*Выдержка из документа*:
---

Но здесь и вспоминается вечное девство Музы – самодостаточной, не нуждающейся в телесном партнерстве. Женская доля перестает быть роком обреченных земле, потому что Муза сама становится Землей. Такова Вера Павлова: девочка-Земля.

Положена Солнцем на обе лопатки,

на обе босые чумазые пятки,

на обе напрягшиеся ягодицы,

на обе ладони, на обе страницы

тетради, восторг поражения для, -

на оба твоих полушарья, Земля.

Россия в жизни и в искусстве

Я посмотрел два русских фильма, о которых стоит говорить. Во-первых, режиссеры очень известные, элитные: Алексей Сокуров и Кира Муратова. Фильм Сокурова "Русский ковчег" идет сейчас в Нью-Йорке, правда, всего в одном кинотеатре, но идет уже долго, больше месяца. Прессу он имел блестящую. Вторая вещь – новый фильм Киры Муратовой "Чеховские сюжеты", которую я видел на видеоленте. Общность обоих – в обращении их к России в некоем сверхсюжетном развороте, поиск русской метафизики.

"Русский ковчег", на мой взгляд, фильм совершенно провальный. Иностранцев в нем привлекает, должно быть, русская экзотика, взятая не на уровне клюквы, то есть троек и матрешек, а, так сказать, на имперском уровне. Имперская, петербургская клюква, ширпотреб для потенциальных туристов. Легко просматривается заказной, рекламный характер вещи: это путеводитель по Эрмитажу, сделанный как бы с изыском, нестандартно, для чего и пригласили режиссера, считающегося дерзким новатором. И Сокуров придумал новацию: сделал гидом пресловутого маркиза де Кюстина в лице некоего таинственного иностранца, разговаривающего с самим режиссером, который скрыт за кадром. Иностранец цитирует куски из пресловутой маркизовой книги, а в конце фильма его кто-то прямо окликает по имени. Маркиз ведет себя странно, иногда почему-то начинает чесаться. Это, должно быть, намек на тот сюжет его путешествия по России, где он описывает русское национальное бедствие – клопов. При этом режиссер даже не подумал снабдить его манжетами; видимо, потому, что на белых манжетах клопы виднее. Показывают крупным планом башмаки иностранца, шагающие по дворцовому паркету: это для того, чтобы знаменитый эрмитажный наборный паркет продемонстрировать. Появляются тени прежних директоров Эрмитажа – Орбели и Пиотровского-отца. Нынешний директор Пиотровский-сын тоже присутствует – во плоти. Идея – апелляция приличных людей к иностранным спонсорам: дайте денег на культурное заведение. Маркиз, как и следует историческому де Кюстину, пристает к молодым людям: одного юношу обвиняет в незнании католицизма, без чего не понять живопись Эль Греко, и еще к двум морячкам привязывается. Сокуров, несомненно, читал не только самого Кюстина, но и знает кое-что из его биографии: например, избиение его группой солдат, к одному из которых он обратился с гомосексуальным предложением, – после чего маркиз потерял светский кредит, был изгнан из всех салонов и стал писателем-путешественником. Режиссер интуитивно чувствует тему, вплоть до деталей, такой, например, что гомосексуалисты почему-то особенно склонны к матросам. Помнятся рисунки американского художника Чарльза Демута, изображающие мочащихся матросов с громадными фаллосами; потом Демут перешел на индустриальный пейзаж, с непременным элементом фабричных труб; так сказать, сублимировался. Тут вспоминается, что, по мнению Кюстина, в петербургском пейзаже не хватает сильных вертикальных линий, и любовное описание им водружения Александрийского столпа.

---

Продолжите выдержку о фильмах Сокурова и Муратовой после её последнего предложения. Записи ниже взяты из другого источника и с выдержкой не связаны.

*Предоставленные сведения*:

---

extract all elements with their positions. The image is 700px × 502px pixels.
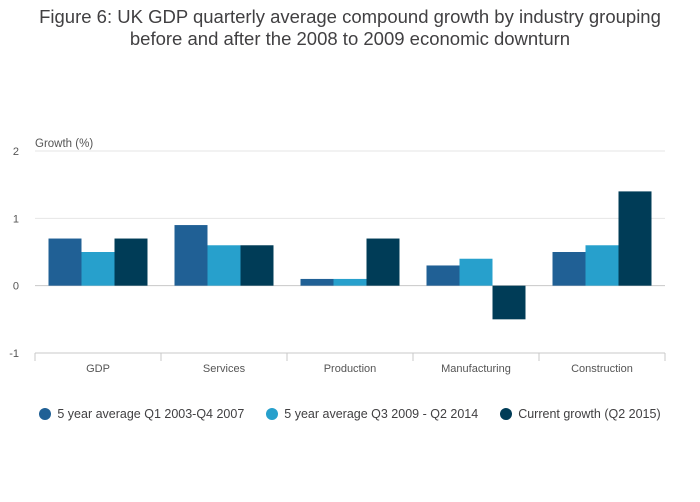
bar-chart: -1 0 1 2 Growth (%) GDP Services Production Manu…	[9, 138, 666, 375]
x-tick-label: Construction	[571, 363, 633, 375]
bar	[48, 238, 82, 286]
x-tick-label: Services	[203, 363, 246, 375]
legend-swatch	[266, 408, 279, 420]
y-tick-label: 0	[13, 281, 19, 293]
legend-item: Current growth (Q2 2015)	[500, 407, 661, 421]
x-tick-label: GDP	[86, 363, 110, 375]
bar	[492, 285, 526, 320]
y-tick-label: -1	[9, 348, 19, 360]
bar	[426, 265, 460, 286]
legend-label: Current growth (Q2 2015)	[518, 407, 661, 421]
bar	[585, 245, 619, 286]
bar	[207, 245, 241, 286]
y-tick-label: 2	[13, 146, 19, 158]
bar	[240, 245, 274, 286]
bar	[81, 252, 115, 286]
chart-title-line-1: Figure 6: UK GDP quarterly average compo…	[39, 6, 661, 27]
y-tick-label: 1	[13, 213, 19, 225]
bar	[114, 238, 148, 286]
legend-label: 5 year average Q3 2009 - Q2 2014	[284, 407, 479, 421]
bar	[333, 278, 367, 286]
bar	[174, 225, 208, 286]
bar	[552, 252, 586, 286]
bar	[300, 278, 334, 286]
bar	[618, 191, 652, 286]
bar	[366, 238, 400, 286]
bar	[459, 258, 493, 286]
legend-item: 5 year average Q1 2003-Q4 2007	[39, 407, 244, 421]
legend-item: 5 year average Q3 2009 - Q2 2014	[266, 407, 478, 421]
legend-swatch	[500, 408, 513, 420]
chart-title-line-2: before and after the 2008 to 2009 econom…	[129, 28, 571, 49]
x-tick-label: Manufacturing	[441, 363, 511, 375]
chart-legend: 5 year average Q1 2003-Q4 2007 5 year ave…	[0, 407, 700, 421]
chart-title: Figure 6: UK GDP quarterly average compo…	[0, 6, 700, 50]
legend-swatch	[39, 408, 52, 420]
legend-label: 5 year average Q1 2003-Q4 2007	[57, 407, 245, 421]
y-axis-label: Growth (%)	[35, 138, 93, 150]
x-tick-label: Production	[324, 363, 377, 375]
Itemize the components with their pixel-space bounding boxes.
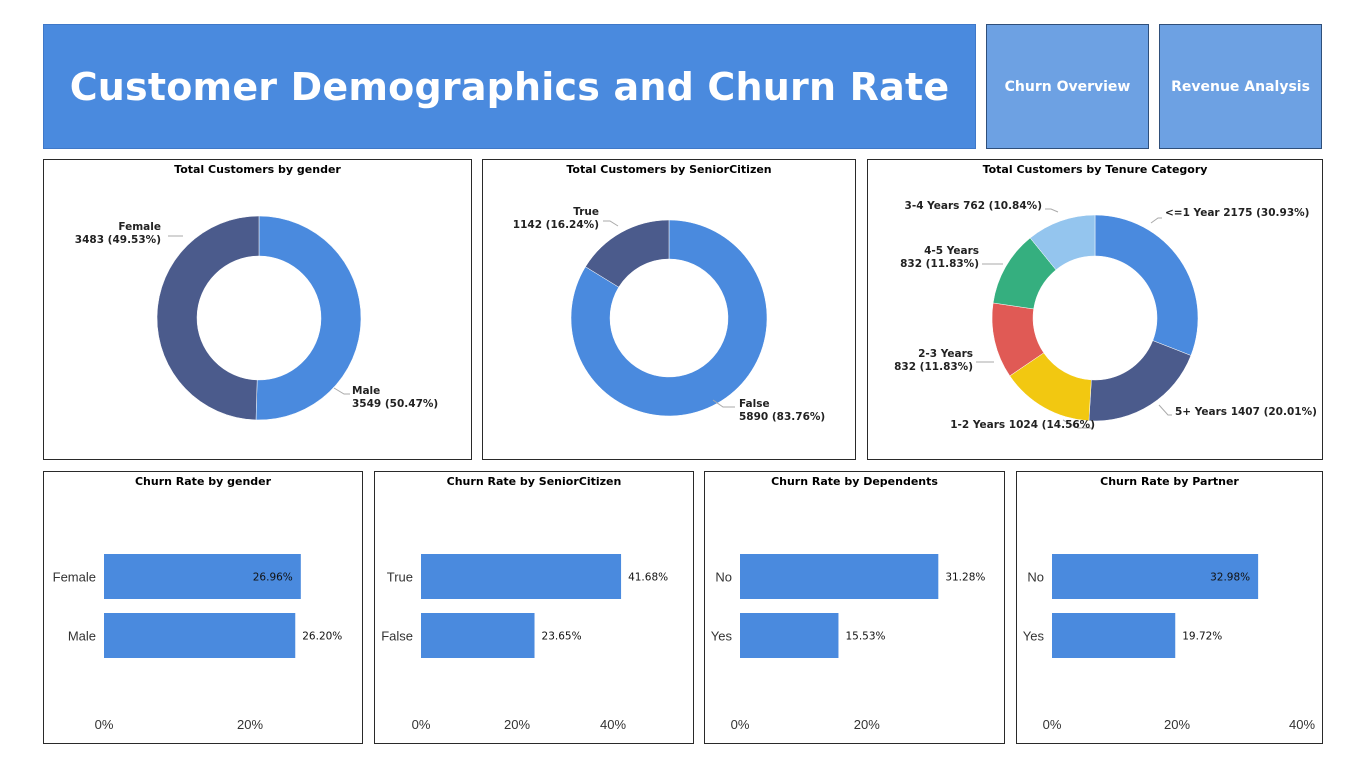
revenue-analysis-button[interactable]: Revenue Analysis bbox=[1159, 24, 1322, 149]
value-label: 23.65% bbox=[542, 631, 582, 643]
data-label-2-3-years: 2-3 Years 832 (11.83%) bbox=[894, 348, 973, 373]
x-tick-label: 40% bbox=[1289, 717, 1315, 732]
gender-donut-panel: Total Customers by gender Male 3549 (50.4… bbox=[43, 159, 472, 460]
churn-overview-button[interactable]: Churn Overview bbox=[986, 24, 1149, 149]
tenure-donut-panel: Total Customers by Tenure Category <=1 Y… bbox=[867, 159, 1323, 460]
page-title: Customer Demographics and Churn Rate bbox=[69, 64, 950, 109]
bar-yes[interactable] bbox=[740, 613, 839, 658]
churn-gender-panel: Churn Rate by gender Female 26.96% Male 26.… bbox=[43, 471, 363, 744]
chart-title: Churn Rate by Partner bbox=[1100, 475, 1239, 488]
value-label: 19.72% bbox=[1182, 631, 1222, 643]
churn-dependents-bar-chart: No 31.28% Yes 15.53% 0% 20% bbox=[711, 554, 985, 732]
value-label: 26.20% bbox=[302, 631, 342, 643]
category-label: Male bbox=[68, 629, 96, 644]
title-banner: Customer Demographics and Churn Rate bbox=[43, 24, 976, 149]
category-label: Yes bbox=[1023, 629, 1045, 644]
x-tick-label: 20% bbox=[854, 717, 880, 732]
leader-line bbox=[712, 399, 735, 408]
churn-senior-panel: Churn Rate by SeniorCitizen True 41.68% Fa… bbox=[374, 471, 694, 744]
data-label-1-2-years: 1-2 Years 1024 (14.56%) bbox=[950, 419, 1095, 431]
category-label: Yes bbox=[711, 629, 733, 644]
category-label: No bbox=[715, 570, 732, 585]
chart-title: Churn Rate by SeniorCitizen bbox=[446, 475, 622, 488]
slice-1-year[interactable] bbox=[1094, 214, 1199, 356]
slice-male[interactable] bbox=[255, 215, 362, 421]
bar-yes[interactable] bbox=[1052, 613, 1176, 658]
senior-donut-panel: Total Customers by SeniorCitizen False 58… bbox=[482, 159, 856, 460]
data-label-4-5-years: 4-5 Years 832 (11.83%) bbox=[900, 245, 979, 270]
category-label: True bbox=[387, 570, 413, 585]
bar-true[interactable] bbox=[421, 554, 622, 599]
chart-title: Total Customers by SeniorCitizen bbox=[566, 163, 772, 176]
tenure-donut-chart: <=1 Year 2175 (30.93%) 5+ Years 1407 (20.… bbox=[894, 200, 1317, 431]
chart-title: Total Customers by gender bbox=[174, 163, 341, 176]
slice-false[interactable] bbox=[570, 219, 768, 417]
chart-title: Total Customers by Tenure Category bbox=[982, 163, 1208, 176]
leader-line bbox=[1062, 419, 1093, 429]
churn-senior-bar-chart: True 41.68% False 23.65% 0% 20% 40% bbox=[381, 554, 668, 732]
category-label: No bbox=[1027, 570, 1044, 585]
data-label-male: Male 3549 (50.47%) bbox=[352, 385, 438, 410]
x-tick-label: 0% bbox=[731, 717, 750, 732]
category-label: Female bbox=[53, 570, 96, 585]
leader-line bbox=[1158, 404, 1172, 416]
x-tick-label: 20% bbox=[1164, 717, 1190, 732]
bar-male[interactable] bbox=[104, 613, 296, 658]
bar-no[interactable] bbox=[1052, 554, 1259, 599]
slice-3-4-years[interactable] bbox=[1029, 214, 1096, 271]
x-tick-label: 0% bbox=[95, 717, 114, 732]
x-tick-label: 40% bbox=[600, 717, 626, 732]
bar-false[interactable] bbox=[421, 613, 535, 658]
data-label-3-4-years: 3-4 Years 762 (10.84%) bbox=[905, 200, 1042, 212]
category-label: False bbox=[381, 629, 413, 644]
x-tick-label: 0% bbox=[1043, 717, 1062, 732]
value-label: 32.98% bbox=[1210, 572, 1250, 584]
chart-title: Churn Rate by Dependents bbox=[771, 475, 938, 488]
gender-donut-chart: Male 3549 (50.47%) Female 3483 (49.53%) bbox=[75, 215, 438, 421]
x-tick-label: 20% bbox=[237, 717, 263, 732]
leader-line bbox=[1045, 208, 1059, 213]
x-tick-label: 0% bbox=[412, 717, 431, 732]
data-label-5-years: 5+ Years 1407 (20.01%) bbox=[1175, 406, 1317, 418]
senior-donut-chart: False 5890 (83.76%) True 1142 (16.24%) bbox=[513, 206, 825, 423]
x-tick-label: 20% bbox=[504, 717, 530, 732]
slice-true[interactable] bbox=[585, 219, 670, 288]
churn-gender-bar-chart: Female 26.96% Male 26.20% 0% 20% bbox=[53, 554, 342, 732]
bar-no[interactable] bbox=[740, 554, 939, 599]
churn-dependents-panel: Churn Rate by Dependents No 31.28% Yes 15.5… bbox=[704, 471, 1005, 744]
bar-female[interactable] bbox=[104, 554, 301, 599]
leader-line bbox=[603, 220, 619, 227]
value-label: 15.53% bbox=[845, 631, 885, 643]
chart-title: Churn Rate by gender bbox=[134, 475, 272, 488]
value-label: 26.96% bbox=[253, 572, 293, 584]
data-label-false: False 5890 (83.76%) bbox=[739, 398, 825, 423]
data-label-1-year: <=1 Year 2175 (30.93%) bbox=[1165, 207, 1309, 219]
leader-line bbox=[1150, 217, 1162, 224]
churn-partner-bar-chart: No 32.98% Yes 19.72% 0% 20% 40% bbox=[1023, 554, 1315, 732]
data-label-female: Female 3483 (49.53%) bbox=[75, 221, 161, 246]
data-label-true: True 1142 (16.24%) bbox=[513, 206, 599, 231]
value-label: 31.28% bbox=[945, 572, 985, 584]
leader-line bbox=[333, 387, 350, 395]
value-label: 41.68% bbox=[628, 572, 668, 584]
churn-partner-panel: Churn Rate by Partner No 32.98% Yes 19.72% 0… bbox=[1016, 471, 1323, 744]
slice-female[interactable] bbox=[156, 215, 260, 421]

---

*Ответ к упражнению*:
Я в свое время прочитал полный текст маркизовой книги, в трех томах, в английском издании 1843 года, – и написал о ней своего рода исследование. Самое главное и верное о книге сказал французский советолог Анри Безансон:

Как же случилось, что фальшивая книга о 1839 годе оказалась правдивой в 1939 году? На этот вопрос можно ответить так: история России вышла из гроба, но обезображенная длительным там пребыванием. Советский режим вызвал возрождение всего архаичного в русской истории, всего того, что Кюстин описал, но что накануне революции постепенно исчезало.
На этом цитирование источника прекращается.